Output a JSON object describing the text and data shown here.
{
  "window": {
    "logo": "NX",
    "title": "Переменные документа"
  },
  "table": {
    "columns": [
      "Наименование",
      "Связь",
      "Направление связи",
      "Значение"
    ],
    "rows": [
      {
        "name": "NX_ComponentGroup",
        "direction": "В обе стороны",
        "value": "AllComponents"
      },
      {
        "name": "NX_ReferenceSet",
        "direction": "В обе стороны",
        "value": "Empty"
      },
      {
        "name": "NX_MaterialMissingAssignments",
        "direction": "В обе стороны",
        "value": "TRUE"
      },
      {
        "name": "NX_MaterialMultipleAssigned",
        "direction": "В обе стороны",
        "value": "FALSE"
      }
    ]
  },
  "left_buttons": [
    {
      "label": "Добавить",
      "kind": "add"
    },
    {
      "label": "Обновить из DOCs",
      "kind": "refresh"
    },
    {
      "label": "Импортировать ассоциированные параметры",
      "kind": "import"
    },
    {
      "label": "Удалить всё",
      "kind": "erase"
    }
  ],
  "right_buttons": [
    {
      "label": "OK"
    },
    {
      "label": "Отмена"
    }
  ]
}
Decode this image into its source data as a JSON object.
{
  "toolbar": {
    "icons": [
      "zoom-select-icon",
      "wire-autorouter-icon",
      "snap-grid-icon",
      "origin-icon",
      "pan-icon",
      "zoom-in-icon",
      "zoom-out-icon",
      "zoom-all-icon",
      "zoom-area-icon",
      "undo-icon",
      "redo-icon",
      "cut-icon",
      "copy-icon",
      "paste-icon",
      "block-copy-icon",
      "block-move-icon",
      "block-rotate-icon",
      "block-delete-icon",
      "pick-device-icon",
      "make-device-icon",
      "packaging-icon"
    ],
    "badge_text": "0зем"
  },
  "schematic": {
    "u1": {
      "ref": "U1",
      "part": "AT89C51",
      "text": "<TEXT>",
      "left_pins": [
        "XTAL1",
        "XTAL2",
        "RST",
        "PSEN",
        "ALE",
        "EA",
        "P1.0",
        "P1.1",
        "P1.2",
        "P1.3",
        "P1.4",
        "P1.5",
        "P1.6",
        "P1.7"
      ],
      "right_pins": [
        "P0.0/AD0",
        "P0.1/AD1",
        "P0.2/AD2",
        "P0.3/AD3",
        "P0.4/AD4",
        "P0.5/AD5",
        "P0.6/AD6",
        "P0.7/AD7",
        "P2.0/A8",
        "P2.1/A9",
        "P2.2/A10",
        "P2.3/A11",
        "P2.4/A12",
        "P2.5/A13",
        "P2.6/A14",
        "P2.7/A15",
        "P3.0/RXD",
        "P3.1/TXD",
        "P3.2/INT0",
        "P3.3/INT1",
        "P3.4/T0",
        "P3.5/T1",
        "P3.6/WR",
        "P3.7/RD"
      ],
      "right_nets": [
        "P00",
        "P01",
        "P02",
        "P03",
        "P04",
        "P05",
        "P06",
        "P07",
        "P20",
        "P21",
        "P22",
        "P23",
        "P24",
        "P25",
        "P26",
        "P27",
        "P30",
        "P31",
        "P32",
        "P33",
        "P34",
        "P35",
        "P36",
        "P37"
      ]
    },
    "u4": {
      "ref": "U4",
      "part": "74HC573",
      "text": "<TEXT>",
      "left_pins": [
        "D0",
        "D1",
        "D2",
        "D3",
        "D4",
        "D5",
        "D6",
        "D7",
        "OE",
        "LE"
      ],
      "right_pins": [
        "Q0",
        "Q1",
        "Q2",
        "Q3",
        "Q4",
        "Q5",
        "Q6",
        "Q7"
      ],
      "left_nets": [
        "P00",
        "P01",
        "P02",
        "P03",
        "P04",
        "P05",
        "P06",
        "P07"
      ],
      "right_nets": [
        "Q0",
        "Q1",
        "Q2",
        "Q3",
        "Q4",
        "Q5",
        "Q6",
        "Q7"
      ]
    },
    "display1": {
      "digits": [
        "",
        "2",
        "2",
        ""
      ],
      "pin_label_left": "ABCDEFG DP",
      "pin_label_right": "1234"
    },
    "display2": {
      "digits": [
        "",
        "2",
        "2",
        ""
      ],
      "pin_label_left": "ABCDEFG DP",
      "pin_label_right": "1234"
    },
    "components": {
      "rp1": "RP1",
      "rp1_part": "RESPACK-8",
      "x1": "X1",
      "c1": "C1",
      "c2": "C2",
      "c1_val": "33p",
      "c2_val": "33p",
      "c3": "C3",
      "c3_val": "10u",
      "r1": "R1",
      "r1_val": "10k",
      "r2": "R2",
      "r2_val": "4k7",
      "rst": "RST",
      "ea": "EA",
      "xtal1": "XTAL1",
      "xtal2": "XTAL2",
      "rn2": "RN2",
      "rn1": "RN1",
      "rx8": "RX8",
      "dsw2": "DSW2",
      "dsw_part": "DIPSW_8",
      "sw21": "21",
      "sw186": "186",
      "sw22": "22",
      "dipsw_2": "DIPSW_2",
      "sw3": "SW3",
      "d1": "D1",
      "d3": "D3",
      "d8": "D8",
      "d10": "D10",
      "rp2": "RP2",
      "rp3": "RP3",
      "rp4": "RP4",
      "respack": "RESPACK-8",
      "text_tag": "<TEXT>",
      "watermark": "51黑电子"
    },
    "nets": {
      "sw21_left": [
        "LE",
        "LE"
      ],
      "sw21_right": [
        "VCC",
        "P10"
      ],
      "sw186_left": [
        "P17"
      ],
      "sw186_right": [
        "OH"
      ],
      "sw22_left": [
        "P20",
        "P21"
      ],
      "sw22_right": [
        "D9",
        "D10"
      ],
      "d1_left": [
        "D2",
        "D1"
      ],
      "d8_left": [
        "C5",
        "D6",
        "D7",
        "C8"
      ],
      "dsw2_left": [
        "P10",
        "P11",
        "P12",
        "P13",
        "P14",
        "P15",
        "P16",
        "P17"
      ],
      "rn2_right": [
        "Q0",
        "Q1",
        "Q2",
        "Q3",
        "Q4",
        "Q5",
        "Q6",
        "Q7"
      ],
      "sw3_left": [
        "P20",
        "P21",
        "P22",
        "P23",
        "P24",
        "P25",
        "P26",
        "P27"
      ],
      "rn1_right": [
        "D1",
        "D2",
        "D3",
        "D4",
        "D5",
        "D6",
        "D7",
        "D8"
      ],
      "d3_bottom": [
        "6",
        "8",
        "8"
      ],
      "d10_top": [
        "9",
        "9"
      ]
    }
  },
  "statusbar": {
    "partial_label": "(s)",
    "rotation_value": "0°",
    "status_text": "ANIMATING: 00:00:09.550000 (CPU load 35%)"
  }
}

------------------------------------------------------------------------

What to do
Scan the records above for the string "object", then report every line that contains it.

Exercise response
Output a JSON object describing the text and data shown here.
Decode this image into its source data as a JSON object.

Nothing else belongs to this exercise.